## What is required:
Among the lines listed below, count those that include the string "Crores", and state only the count.

· · · · ·

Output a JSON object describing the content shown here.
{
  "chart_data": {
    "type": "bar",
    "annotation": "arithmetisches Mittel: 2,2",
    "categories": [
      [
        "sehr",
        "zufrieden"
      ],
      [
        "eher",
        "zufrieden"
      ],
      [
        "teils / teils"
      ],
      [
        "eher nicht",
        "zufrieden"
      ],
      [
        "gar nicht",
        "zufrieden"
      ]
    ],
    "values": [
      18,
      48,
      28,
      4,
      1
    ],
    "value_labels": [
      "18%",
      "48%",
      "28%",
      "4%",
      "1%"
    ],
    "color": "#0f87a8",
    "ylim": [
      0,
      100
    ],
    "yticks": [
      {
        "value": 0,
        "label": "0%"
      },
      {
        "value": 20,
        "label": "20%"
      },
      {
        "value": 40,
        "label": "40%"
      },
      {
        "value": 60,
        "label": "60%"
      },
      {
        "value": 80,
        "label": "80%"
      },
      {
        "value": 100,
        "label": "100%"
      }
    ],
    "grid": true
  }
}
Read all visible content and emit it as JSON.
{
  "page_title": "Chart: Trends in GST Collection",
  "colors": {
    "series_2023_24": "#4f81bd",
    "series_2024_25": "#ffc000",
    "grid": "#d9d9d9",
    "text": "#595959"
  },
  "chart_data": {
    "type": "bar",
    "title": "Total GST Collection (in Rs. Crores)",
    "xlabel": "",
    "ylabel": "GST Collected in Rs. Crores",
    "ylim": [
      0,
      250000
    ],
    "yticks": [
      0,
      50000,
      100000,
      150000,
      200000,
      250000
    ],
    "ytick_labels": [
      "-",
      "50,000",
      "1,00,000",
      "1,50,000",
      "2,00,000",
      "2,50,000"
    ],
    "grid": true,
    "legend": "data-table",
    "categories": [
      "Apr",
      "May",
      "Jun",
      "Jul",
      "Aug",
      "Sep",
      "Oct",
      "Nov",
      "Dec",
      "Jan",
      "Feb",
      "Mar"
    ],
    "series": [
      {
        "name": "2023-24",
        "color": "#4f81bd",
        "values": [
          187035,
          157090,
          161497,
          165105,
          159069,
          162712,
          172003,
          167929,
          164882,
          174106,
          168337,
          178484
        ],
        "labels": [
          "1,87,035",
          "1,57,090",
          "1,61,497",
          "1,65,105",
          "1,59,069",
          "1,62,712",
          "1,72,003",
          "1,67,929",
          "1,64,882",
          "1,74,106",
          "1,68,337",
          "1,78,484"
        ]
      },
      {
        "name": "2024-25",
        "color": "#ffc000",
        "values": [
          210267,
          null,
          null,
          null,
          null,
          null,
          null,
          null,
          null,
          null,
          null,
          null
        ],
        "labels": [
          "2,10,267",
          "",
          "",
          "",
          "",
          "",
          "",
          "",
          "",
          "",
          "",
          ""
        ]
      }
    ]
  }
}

· · · · ·

## Complete response:
2